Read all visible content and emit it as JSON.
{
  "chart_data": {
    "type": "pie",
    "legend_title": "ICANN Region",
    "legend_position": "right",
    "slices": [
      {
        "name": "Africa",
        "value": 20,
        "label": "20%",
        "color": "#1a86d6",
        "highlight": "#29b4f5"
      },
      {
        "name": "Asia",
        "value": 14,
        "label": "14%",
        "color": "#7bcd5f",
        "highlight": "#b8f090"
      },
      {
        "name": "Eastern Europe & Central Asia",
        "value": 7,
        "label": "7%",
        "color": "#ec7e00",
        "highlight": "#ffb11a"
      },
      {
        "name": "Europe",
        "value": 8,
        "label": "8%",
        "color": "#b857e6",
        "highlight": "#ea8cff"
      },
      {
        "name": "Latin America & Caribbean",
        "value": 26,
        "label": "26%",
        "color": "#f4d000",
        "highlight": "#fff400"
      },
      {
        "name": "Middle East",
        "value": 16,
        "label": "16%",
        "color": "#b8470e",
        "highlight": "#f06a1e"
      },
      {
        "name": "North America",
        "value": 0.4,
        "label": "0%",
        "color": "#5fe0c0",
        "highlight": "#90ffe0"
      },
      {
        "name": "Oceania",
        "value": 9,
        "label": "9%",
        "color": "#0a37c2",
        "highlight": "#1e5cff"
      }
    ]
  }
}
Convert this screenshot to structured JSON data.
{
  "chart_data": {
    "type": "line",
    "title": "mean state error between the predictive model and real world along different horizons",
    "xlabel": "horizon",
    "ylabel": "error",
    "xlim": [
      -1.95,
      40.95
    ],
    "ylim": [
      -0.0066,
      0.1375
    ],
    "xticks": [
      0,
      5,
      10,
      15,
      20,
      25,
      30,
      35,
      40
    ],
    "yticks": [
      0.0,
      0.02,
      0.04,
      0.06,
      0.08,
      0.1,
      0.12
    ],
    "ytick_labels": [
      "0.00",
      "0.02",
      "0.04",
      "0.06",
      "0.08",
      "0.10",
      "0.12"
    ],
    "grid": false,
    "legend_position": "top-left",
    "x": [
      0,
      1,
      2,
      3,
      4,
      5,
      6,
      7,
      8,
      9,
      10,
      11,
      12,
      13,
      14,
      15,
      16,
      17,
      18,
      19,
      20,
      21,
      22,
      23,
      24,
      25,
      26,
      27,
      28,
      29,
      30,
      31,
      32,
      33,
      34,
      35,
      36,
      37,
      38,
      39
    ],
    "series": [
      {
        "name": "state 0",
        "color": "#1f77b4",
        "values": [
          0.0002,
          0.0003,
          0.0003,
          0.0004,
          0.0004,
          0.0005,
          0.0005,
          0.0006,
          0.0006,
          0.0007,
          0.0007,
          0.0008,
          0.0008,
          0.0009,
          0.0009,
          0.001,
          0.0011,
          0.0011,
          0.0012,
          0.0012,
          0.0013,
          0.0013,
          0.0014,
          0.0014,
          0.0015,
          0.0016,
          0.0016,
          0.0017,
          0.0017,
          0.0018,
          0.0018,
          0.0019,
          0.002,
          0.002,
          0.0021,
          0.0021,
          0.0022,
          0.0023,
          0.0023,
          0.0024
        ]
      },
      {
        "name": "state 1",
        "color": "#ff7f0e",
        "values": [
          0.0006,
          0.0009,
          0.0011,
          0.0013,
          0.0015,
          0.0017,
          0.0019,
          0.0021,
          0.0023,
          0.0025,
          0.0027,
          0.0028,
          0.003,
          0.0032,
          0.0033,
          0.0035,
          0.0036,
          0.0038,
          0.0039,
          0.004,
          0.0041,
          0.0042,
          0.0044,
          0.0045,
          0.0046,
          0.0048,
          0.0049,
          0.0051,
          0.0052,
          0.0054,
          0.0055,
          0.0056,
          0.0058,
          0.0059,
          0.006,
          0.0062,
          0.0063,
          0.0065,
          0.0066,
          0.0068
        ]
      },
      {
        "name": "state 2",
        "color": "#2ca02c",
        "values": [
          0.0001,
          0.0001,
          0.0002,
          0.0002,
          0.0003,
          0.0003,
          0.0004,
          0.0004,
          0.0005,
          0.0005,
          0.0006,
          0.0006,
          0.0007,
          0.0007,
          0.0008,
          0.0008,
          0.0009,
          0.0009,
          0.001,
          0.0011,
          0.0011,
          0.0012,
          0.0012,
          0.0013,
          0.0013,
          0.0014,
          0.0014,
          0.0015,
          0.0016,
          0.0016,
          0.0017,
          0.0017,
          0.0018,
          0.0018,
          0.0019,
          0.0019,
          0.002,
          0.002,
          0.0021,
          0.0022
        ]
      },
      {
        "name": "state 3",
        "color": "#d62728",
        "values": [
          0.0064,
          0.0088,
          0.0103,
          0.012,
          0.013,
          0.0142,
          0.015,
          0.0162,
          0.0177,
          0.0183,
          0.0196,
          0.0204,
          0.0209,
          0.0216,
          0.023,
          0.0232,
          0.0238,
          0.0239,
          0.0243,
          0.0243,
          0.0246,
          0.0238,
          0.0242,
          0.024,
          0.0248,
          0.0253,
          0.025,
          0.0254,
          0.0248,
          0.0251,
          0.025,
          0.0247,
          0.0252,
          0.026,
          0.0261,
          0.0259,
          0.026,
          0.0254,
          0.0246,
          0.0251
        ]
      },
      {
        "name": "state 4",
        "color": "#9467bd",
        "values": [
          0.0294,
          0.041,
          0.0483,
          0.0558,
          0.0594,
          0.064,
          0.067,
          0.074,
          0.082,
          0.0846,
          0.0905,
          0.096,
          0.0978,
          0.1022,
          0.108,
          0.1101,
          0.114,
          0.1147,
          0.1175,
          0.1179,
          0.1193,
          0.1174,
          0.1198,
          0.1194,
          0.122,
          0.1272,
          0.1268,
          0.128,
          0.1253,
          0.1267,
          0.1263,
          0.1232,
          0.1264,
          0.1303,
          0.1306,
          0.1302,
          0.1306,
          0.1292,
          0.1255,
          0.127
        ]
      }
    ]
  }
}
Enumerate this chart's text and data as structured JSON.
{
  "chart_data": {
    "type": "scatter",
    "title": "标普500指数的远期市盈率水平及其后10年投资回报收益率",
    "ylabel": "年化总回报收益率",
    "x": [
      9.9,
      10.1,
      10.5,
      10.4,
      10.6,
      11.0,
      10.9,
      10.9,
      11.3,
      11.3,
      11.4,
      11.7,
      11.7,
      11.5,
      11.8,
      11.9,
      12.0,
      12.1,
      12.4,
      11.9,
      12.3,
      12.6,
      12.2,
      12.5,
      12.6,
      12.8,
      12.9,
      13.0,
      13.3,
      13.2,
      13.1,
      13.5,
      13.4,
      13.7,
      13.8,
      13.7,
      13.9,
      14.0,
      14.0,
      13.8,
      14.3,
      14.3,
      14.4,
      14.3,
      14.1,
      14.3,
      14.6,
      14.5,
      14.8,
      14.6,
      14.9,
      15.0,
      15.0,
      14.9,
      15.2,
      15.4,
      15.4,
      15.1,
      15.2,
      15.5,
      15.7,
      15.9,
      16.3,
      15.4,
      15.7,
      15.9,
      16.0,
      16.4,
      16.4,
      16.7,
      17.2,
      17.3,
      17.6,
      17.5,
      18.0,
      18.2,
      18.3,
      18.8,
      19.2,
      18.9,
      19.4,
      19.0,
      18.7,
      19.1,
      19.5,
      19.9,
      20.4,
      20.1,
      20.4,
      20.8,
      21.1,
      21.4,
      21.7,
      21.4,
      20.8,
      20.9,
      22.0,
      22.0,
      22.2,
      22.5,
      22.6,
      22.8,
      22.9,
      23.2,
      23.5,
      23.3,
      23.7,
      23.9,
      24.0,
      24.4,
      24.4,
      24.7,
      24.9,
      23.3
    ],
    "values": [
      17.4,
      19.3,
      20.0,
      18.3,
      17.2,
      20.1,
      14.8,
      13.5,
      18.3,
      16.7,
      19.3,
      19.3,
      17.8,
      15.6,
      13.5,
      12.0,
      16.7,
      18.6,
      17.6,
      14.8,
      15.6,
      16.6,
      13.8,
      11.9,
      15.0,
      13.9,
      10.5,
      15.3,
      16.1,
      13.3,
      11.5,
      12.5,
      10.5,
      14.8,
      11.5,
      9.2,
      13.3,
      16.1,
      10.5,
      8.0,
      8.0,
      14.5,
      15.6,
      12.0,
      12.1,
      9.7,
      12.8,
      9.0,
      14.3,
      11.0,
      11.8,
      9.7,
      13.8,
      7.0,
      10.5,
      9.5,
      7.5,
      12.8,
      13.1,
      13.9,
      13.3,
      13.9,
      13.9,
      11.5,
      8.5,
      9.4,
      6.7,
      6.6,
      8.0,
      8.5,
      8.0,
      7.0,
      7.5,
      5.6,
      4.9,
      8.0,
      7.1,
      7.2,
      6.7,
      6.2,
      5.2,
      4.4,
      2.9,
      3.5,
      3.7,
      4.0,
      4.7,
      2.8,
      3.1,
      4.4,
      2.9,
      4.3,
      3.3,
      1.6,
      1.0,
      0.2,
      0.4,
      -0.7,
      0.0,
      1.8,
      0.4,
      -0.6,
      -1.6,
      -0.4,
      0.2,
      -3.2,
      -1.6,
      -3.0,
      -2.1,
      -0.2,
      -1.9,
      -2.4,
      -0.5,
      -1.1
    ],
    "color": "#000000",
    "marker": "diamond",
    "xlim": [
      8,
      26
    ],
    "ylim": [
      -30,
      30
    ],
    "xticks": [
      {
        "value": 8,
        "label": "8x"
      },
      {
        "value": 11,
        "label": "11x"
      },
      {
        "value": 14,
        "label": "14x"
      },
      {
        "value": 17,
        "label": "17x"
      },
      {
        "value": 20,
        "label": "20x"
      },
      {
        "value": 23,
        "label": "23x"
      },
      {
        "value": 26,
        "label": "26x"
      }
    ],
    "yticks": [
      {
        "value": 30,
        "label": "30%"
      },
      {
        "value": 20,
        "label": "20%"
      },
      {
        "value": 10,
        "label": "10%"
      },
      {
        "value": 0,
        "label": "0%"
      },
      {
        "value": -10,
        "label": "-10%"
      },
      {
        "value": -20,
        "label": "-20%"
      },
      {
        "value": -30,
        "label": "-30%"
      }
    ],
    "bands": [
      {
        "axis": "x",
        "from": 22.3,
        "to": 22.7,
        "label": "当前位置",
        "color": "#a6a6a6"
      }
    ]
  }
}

• [Problem statement] Select the lines that carry the string "structured" and copy them.

• [Response to this exercise]
Convert this screenshot to structured JSON data.
Enumerate this chart's text and data as structured JSON.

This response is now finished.